Dataset entries
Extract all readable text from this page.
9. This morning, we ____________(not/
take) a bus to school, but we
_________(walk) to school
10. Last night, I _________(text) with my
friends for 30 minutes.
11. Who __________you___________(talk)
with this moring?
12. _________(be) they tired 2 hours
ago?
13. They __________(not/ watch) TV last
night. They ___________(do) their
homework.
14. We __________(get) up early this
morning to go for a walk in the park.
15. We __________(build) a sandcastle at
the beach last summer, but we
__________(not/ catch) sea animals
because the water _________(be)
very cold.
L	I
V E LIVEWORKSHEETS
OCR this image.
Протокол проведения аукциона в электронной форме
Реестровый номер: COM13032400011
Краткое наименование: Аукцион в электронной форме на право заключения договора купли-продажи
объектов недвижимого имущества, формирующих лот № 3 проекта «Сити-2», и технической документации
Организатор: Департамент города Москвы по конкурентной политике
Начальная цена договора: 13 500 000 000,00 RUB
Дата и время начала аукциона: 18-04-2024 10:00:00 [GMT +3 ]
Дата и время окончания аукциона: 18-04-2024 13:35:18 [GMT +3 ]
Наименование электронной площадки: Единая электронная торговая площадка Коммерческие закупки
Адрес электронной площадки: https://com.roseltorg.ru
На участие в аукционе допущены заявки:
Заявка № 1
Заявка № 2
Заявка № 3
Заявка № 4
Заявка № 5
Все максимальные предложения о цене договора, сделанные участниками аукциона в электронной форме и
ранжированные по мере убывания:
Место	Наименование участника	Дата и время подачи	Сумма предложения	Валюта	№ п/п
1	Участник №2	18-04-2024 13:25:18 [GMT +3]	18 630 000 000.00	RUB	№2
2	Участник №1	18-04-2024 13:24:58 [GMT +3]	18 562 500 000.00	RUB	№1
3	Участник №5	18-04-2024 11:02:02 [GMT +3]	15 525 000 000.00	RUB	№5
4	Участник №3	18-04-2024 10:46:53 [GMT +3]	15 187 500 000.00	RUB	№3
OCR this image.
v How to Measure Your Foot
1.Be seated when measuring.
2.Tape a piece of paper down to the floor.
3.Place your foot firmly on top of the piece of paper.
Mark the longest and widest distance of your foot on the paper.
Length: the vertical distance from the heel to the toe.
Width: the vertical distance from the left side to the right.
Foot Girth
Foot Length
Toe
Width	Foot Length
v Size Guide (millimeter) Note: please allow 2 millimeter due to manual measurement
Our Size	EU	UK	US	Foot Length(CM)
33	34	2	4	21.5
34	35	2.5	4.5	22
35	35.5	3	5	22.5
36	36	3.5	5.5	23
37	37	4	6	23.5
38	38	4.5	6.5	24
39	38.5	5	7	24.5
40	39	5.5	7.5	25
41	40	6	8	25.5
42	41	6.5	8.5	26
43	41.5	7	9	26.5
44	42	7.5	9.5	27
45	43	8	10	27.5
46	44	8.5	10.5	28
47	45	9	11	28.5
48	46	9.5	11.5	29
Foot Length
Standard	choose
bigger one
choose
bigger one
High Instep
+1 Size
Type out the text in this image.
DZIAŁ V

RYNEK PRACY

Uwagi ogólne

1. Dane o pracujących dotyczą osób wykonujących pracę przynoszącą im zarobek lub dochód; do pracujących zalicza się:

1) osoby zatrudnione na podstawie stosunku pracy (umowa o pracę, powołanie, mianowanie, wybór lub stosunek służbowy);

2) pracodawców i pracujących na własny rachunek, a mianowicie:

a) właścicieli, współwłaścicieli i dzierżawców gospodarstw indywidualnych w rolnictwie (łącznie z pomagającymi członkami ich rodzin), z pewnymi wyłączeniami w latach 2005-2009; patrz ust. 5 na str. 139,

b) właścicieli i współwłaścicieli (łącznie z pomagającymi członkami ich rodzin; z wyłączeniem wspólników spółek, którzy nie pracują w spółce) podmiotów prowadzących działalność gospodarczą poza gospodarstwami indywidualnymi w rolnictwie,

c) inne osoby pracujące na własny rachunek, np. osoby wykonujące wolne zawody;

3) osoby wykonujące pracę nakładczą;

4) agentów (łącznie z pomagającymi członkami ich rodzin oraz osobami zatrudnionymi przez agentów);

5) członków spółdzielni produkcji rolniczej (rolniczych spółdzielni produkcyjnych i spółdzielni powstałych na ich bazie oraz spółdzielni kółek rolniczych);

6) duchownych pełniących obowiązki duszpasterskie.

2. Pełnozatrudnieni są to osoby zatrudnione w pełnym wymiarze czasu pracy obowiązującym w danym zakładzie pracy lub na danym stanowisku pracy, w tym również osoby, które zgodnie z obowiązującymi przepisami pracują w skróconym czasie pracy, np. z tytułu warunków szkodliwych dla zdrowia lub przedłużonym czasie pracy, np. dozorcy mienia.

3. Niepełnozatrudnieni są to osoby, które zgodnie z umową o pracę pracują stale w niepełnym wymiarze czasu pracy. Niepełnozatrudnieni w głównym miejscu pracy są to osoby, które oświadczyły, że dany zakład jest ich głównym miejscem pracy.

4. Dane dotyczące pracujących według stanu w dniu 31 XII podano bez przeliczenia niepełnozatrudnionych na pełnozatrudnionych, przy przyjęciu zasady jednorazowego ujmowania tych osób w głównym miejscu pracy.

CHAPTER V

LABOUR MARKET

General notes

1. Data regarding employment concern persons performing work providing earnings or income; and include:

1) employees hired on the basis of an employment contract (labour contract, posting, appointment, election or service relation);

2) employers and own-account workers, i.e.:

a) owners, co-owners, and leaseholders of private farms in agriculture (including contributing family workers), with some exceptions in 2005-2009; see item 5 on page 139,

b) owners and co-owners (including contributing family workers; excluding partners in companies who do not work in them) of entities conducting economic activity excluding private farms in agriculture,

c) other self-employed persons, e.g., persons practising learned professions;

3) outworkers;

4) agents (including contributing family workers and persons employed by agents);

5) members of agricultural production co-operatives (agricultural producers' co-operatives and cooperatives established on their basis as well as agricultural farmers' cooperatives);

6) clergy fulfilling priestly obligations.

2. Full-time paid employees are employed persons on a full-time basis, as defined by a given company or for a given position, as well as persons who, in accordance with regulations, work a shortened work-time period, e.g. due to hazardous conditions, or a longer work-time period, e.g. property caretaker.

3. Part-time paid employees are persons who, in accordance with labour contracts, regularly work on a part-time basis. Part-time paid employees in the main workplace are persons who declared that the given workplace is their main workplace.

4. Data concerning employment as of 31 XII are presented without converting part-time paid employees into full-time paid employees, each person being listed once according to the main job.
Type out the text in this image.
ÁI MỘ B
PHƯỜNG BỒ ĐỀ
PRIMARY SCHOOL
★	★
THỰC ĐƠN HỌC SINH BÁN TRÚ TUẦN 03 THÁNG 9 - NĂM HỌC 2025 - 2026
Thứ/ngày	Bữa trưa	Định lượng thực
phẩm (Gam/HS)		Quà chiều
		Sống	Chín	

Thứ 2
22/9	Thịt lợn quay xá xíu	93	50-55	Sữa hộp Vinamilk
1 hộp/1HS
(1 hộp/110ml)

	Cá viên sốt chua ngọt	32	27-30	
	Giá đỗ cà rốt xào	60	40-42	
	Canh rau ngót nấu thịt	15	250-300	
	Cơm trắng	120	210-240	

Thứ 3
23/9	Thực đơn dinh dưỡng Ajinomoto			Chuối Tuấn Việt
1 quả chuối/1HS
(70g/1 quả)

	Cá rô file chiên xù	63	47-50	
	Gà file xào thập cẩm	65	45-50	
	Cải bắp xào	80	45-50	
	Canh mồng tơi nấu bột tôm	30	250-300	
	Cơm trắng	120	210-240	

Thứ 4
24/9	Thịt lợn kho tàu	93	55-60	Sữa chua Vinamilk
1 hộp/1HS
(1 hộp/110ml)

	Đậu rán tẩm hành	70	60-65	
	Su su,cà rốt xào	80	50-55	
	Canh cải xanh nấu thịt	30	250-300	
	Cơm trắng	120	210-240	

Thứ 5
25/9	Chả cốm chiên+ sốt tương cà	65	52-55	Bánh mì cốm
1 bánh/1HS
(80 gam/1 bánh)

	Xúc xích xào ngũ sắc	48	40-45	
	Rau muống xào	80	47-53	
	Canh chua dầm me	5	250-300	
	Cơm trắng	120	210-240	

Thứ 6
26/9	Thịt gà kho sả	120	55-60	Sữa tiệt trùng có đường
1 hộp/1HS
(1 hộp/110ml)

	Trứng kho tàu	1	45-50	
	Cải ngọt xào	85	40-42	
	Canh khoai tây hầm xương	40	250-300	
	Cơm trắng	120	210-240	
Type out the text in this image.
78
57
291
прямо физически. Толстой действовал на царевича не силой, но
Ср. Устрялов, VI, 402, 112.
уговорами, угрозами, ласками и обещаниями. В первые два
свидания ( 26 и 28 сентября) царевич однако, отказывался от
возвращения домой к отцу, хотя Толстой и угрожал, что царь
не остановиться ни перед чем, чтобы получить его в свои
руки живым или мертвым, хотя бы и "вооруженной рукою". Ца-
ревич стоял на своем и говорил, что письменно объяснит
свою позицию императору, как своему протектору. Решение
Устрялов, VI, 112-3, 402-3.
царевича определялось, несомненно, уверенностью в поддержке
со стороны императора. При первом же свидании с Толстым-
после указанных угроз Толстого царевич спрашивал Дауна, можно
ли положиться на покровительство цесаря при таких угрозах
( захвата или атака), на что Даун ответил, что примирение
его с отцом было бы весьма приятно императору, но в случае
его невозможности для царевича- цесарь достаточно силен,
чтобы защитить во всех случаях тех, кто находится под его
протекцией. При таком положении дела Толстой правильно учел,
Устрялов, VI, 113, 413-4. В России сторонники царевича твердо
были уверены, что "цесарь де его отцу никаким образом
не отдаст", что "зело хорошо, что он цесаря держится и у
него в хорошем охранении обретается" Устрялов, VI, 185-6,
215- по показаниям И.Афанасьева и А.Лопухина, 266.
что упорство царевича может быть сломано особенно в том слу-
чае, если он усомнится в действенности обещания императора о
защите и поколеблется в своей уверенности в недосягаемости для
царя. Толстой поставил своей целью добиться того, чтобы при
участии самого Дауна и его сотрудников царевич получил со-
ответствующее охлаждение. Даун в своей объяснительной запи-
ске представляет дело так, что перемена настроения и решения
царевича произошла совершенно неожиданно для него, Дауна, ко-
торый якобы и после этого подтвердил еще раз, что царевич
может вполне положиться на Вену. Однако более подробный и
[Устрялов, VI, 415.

Goal of the exercise
Copy out every line of the listing that includes the string "чтобы".

Output of the task
не остановиться ни перед чем, чтобы получить его в свои
чтобы защитить во всех случаях тех, кто находится под его
царя. Толстой поставил своей целью добиться того, чтобы при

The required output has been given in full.